PROBLEM DETAILS:
Work out how many lines in the entries below include the word "Nutzungsdauer". Give nothing but the number.

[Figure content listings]
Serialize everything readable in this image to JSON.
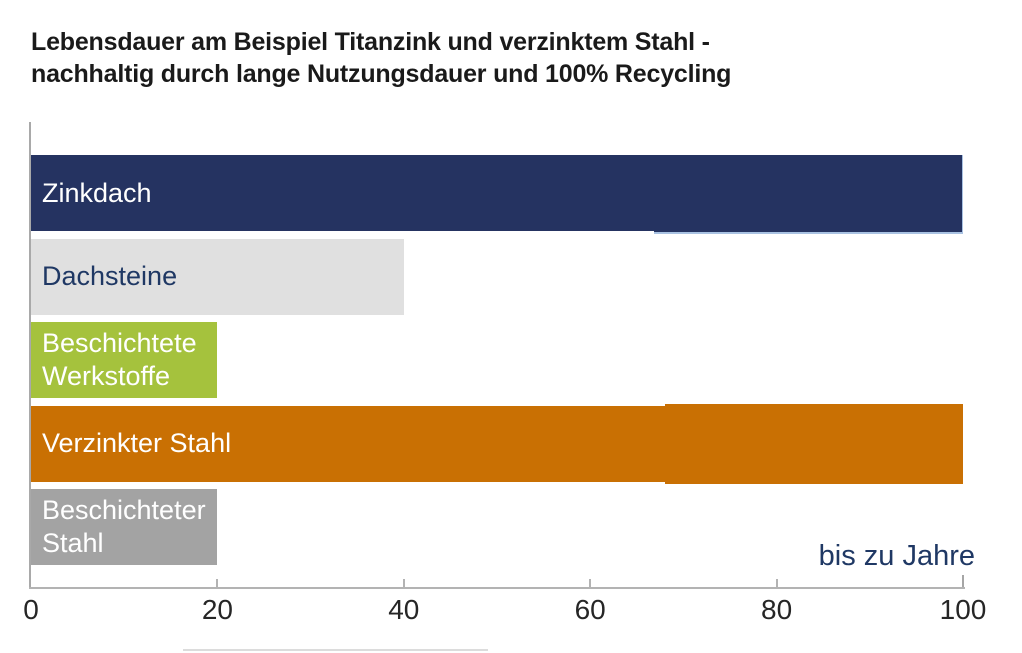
{
  "title": {
    "line1": "Lebensdauer am Beispiel Titanzink und verzinktem Stahl -",
    "line2": "nachhaltig durch lange Nutzungsdauer und 100% Recycling"
  },
  "chart_data": {
    "type": "bar",
    "orientation": "horizontal",
    "title": "Lebensdauer am Beispiel Titanzink und verzinktem Stahl - nachhaltig durch lange Nutzungsdauer und 100% Recycling",
    "unit_label": "bis zu Jahre",
    "xlabel": "",
    "ylabel": "",
    "xlim": [
      0,
      100
    ],
    "x_ticks": [
      0,
      20,
      40,
      60,
      80,
      100
    ],
    "grid": false,
    "legend": false,
    "categories": [
      "Zinkdach",
      "Dachsteine",
      "Beschichtete Werkstoffe",
      "Verzinkter Stahl",
      "Beschichteter Stahl"
    ],
    "values": [
      100,
      40,
      20,
      100,
      20
    ],
    "bars": [
      {
        "label": "Zinkdach",
        "value": 100,
        "color": "#253361",
        "label_color": "#ffffff"
      },
      {
        "label": "Dachsteine",
        "value": 40,
        "color": "#e0e0e0",
        "label_color": "#1f3864"
      },
      {
        "label": "Beschichtete Werkstoffe",
        "value": 20,
        "color": "#a5c23d",
        "label_color": "#ffffff"
      },
      {
        "label": "Verzinkter Stahl",
        "value": 100,
        "color": "#c97003",
        "label_color": "#ffffff"
      },
      {
        "label": "Beschichteter Stahl",
        "value": 20,
        "color": "#a3a3a3",
        "label_color": "#ffffff"
      }
    ],
    "colors": {
      "axis_line": "#b3b3b3",
      "y_axis_line": "#a9a9a9",
      "tick_label": "#262626",
      "unit_label": "#1f3864",
      "title": "#1a1a1a"
    }
  }
}
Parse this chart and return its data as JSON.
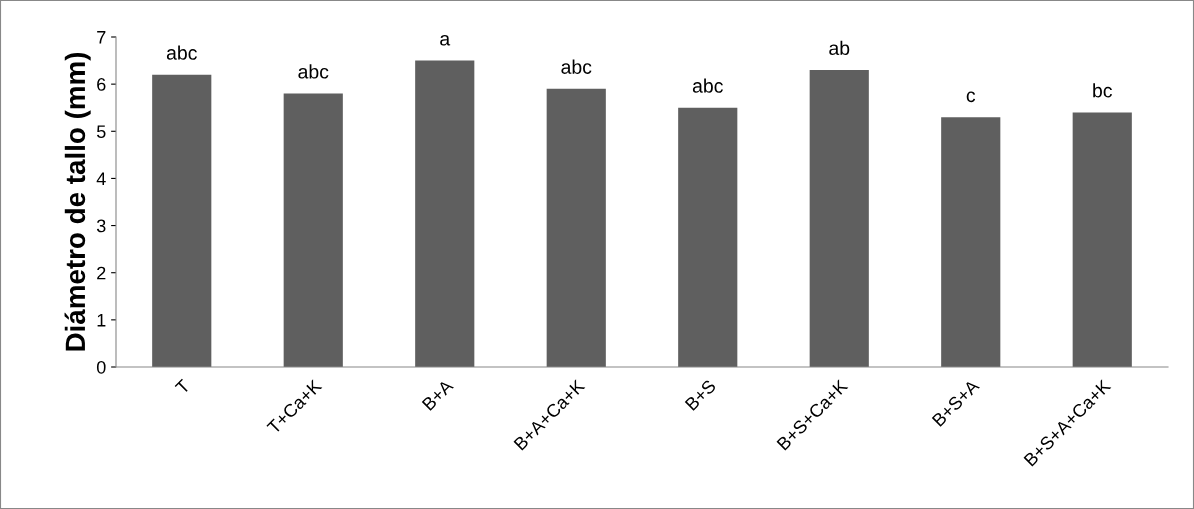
{
  "chart_data": {
    "type": "bar",
    "ylabel": "Diámetro de tallo (mm)",
    "categories": [
      "T",
      "T+Ca+K",
      "B+A",
      "B+A+Ca+K",
      "B+S",
      "B+S+Ca+K",
      "B+S+A",
      "B+S+A+Ca+K"
    ],
    "values": [
      6.2,
      5.8,
      6.5,
      5.9,
      5.5,
      6.3,
      5.3,
      5.4
    ],
    "color": "#5f5f5f",
    "ylim": [
      0,
      7
    ],
    "yticks": [
      0,
      1,
      2,
      3,
      4,
      5,
      6,
      7
    ],
    "grid": false,
    "legend": false,
    "annotations": [
      {
        "text": "abc",
        "x": "T",
        "y": 6.2
      },
      {
        "text": "abc",
        "x": "T+Ca+K",
        "y": 5.8
      },
      {
        "text": "a",
        "x": "B+A",
        "y": 6.5
      },
      {
        "text": "abc",
        "x": "B+A+Ca+K",
        "y": 5.9
      },
      {
        "text": "abc",
        "x": "B+S",
        "y": 5.5
      },
      {
        "text": "ab",
        "x": "B+S+Ca+K",
        "y": 6.3
      },
      {
        "text": "c",
        "x": "B+S+A",
        "y": 5.3
      },
      {
        "text": "bc",
        "x": "B+S+A+Ca+K",
        "y": 5.4
      }
    ]
  }
}
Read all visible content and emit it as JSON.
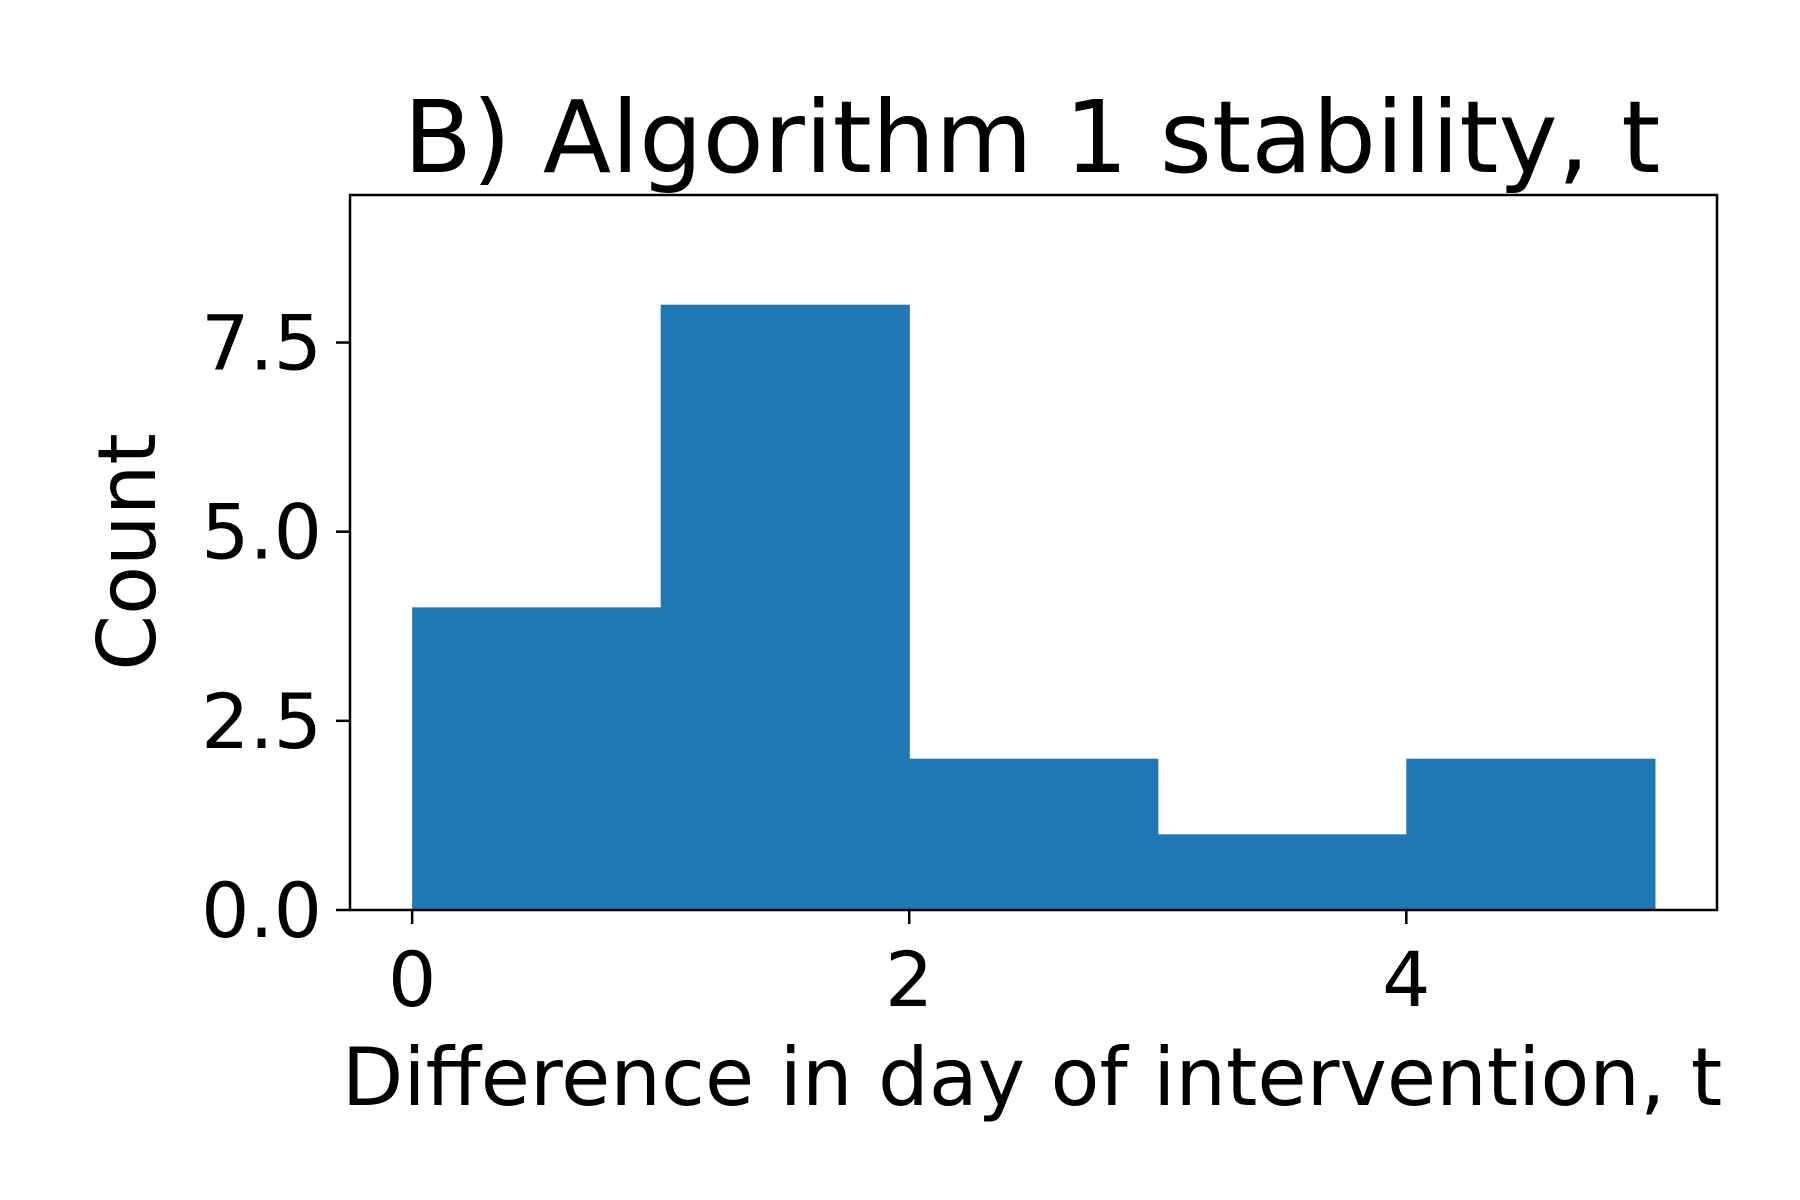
{
  "chart_data": {
    "type": "bar",
    "title": "B) Algorithm 1 stability, t",
    "xlabel": "Difference in day of intervention, t",
    "ylabel": "Count",
    "bin_edges": [
      0,
      1,
      2,
      3,
      4,
      5
    ],
    "values": [
      4,
      8,
      2,
      1,
      2
    ],
    "xlim": [
      -0.25,
      5.25
    ],
    "ylim": [
      0,
      9.45
    ],
    "xticks": [
      0,
      2,
      4
    ],
    "xtick_labels": [
      "0",
      "2",
      "4"
    ],
    "yticks": [
      0,
      2.5,
      5,
      7.5
    ],
    "ytick_labels": [
      "0.0",
      "2.5",
      "5.0",
      "7.5"
    ],
    "bar_color": "#1f77b4",
    "grid": false,
    "legend": "none"
  }
}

COMPLETE ANSWER:
2